→ WHAT THE TASK ASKS
Output the part of the entries that opens with the first line and closes with the line containing "legend-item: Always (390, 611, 446, 627)", both included, reproducing those lines exactly.

→ DATA FOR THIS EXERCISE
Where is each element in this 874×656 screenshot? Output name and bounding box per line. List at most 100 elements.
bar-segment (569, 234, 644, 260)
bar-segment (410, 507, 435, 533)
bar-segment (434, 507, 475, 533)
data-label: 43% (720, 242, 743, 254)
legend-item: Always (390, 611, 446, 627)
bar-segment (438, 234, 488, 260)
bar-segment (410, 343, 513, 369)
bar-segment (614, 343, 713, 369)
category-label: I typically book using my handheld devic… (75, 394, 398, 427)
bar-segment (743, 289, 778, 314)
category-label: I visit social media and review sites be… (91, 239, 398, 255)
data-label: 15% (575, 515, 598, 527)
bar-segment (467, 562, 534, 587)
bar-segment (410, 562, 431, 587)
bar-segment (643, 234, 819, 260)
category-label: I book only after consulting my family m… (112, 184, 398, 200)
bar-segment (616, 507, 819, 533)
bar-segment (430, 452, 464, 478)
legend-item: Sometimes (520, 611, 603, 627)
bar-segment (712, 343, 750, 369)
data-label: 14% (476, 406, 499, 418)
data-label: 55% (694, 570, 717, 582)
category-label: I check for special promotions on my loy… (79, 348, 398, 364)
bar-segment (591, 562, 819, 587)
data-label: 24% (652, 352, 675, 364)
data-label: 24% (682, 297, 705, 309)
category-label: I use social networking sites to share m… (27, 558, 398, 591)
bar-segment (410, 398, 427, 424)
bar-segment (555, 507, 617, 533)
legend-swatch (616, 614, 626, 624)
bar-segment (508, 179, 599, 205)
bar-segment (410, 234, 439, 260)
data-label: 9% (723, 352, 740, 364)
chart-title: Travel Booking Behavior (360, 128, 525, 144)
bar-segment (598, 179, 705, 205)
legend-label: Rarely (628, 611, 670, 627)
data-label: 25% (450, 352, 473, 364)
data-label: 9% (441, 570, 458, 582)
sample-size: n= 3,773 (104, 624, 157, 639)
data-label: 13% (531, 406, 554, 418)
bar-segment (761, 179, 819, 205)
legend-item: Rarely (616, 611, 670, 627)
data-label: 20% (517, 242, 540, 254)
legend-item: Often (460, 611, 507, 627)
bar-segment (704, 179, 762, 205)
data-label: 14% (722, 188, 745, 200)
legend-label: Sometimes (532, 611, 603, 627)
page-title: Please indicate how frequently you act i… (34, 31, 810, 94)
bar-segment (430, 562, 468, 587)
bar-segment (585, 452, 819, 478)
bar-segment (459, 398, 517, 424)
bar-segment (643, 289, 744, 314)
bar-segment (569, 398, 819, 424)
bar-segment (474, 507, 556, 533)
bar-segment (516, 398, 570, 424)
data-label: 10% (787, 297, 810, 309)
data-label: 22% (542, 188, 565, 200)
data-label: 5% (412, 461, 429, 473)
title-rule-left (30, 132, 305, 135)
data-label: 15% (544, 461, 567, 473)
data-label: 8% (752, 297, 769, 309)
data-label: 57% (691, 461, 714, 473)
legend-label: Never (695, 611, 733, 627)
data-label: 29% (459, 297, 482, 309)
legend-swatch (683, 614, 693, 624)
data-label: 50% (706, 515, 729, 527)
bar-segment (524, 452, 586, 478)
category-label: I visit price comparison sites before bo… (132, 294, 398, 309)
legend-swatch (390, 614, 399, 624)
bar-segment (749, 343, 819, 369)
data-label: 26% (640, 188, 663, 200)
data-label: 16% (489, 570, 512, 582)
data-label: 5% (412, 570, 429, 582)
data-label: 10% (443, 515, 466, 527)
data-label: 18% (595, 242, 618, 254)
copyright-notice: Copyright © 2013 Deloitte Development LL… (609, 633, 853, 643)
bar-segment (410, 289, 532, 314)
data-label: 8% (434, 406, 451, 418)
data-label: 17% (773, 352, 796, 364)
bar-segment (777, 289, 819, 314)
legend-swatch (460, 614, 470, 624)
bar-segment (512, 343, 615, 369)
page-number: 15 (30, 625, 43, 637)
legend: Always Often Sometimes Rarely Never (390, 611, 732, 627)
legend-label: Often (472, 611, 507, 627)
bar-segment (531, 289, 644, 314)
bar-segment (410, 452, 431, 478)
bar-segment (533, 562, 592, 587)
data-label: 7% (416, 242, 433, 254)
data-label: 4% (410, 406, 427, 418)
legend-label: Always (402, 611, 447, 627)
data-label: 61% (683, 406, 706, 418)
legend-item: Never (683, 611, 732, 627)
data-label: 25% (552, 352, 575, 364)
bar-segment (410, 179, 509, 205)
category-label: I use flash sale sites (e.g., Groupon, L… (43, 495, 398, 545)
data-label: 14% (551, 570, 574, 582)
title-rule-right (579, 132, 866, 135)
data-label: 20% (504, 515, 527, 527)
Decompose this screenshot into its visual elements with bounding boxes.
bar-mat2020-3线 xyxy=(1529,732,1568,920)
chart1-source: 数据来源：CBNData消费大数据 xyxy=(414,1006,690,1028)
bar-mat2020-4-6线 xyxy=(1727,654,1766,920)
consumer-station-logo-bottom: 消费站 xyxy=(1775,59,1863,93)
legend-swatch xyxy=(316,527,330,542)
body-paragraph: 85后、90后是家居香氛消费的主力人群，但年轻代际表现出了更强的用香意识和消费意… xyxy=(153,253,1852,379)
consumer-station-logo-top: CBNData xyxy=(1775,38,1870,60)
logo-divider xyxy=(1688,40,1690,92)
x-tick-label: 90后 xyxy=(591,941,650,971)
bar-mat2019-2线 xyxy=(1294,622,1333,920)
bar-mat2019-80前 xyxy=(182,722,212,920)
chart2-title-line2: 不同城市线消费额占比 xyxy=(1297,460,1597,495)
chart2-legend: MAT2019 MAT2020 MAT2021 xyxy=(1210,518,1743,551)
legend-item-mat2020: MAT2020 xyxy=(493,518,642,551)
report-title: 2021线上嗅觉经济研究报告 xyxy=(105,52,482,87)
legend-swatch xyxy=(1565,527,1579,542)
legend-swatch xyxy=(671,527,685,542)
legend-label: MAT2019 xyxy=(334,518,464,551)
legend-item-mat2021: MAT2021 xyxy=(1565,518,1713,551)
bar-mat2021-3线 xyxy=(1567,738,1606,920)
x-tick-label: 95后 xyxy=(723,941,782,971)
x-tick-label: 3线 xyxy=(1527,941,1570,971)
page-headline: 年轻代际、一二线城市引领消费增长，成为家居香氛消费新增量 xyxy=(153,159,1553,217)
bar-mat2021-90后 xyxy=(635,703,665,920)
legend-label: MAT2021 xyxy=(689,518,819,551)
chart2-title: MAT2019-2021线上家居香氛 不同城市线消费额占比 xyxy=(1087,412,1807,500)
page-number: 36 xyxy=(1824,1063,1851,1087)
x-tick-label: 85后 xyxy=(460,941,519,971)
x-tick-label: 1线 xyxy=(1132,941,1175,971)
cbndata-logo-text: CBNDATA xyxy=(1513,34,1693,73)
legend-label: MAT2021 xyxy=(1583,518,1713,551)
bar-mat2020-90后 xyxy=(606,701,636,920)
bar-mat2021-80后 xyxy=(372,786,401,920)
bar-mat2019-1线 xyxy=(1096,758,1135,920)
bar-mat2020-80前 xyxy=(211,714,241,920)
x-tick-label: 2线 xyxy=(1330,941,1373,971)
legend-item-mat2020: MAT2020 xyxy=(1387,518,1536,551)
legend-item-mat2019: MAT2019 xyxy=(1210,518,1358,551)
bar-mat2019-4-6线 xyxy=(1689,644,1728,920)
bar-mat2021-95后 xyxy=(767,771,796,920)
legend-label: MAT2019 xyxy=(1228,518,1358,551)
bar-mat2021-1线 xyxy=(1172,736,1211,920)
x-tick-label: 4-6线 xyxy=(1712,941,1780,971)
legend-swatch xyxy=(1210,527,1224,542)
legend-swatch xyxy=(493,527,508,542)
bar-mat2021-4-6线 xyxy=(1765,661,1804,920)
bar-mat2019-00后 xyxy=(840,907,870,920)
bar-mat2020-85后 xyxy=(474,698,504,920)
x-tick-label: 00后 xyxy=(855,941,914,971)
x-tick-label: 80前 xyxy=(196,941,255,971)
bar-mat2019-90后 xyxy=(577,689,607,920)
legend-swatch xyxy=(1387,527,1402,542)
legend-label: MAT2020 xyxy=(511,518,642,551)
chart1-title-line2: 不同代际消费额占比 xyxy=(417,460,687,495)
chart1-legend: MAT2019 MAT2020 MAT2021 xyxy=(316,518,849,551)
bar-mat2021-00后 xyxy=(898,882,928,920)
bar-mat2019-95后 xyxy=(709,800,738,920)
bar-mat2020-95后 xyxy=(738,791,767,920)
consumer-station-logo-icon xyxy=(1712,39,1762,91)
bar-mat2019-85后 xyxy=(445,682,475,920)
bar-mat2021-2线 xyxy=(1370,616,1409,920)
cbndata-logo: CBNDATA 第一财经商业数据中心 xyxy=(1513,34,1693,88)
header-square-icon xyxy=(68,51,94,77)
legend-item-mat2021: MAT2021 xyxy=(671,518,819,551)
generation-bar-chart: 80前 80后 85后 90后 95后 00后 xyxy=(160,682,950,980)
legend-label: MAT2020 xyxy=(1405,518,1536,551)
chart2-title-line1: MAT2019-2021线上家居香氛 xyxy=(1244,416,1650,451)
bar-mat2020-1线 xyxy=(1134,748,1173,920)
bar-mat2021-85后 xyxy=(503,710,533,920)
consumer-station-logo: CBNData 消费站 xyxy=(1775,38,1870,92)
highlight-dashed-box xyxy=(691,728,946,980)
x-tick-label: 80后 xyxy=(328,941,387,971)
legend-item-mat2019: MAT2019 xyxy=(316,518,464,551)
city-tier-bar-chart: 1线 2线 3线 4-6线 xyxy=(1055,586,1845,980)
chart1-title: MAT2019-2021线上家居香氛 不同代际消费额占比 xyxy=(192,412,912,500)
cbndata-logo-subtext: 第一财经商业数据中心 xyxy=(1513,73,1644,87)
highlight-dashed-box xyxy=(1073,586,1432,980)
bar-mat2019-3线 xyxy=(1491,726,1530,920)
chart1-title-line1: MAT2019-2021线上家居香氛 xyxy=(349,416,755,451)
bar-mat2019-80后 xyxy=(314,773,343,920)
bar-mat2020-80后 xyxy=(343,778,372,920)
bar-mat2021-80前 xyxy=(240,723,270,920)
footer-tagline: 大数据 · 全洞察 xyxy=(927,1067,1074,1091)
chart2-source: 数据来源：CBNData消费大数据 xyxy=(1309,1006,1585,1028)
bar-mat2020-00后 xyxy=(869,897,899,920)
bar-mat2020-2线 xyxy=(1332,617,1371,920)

→ REPLY TO THE EXERCISE
Where is each element in this 874×656 screenshot? Output name and bounding box per line. List at most 100 elements.
bar-segment (569, 234, 644, 260)
bar-segment (410, 507, 435, 533)
bar-segment (434, 507, 475, 533)
data-label: 43% (720, 242, 743, 254)
legend-item: Always (390, 611, 446, 627)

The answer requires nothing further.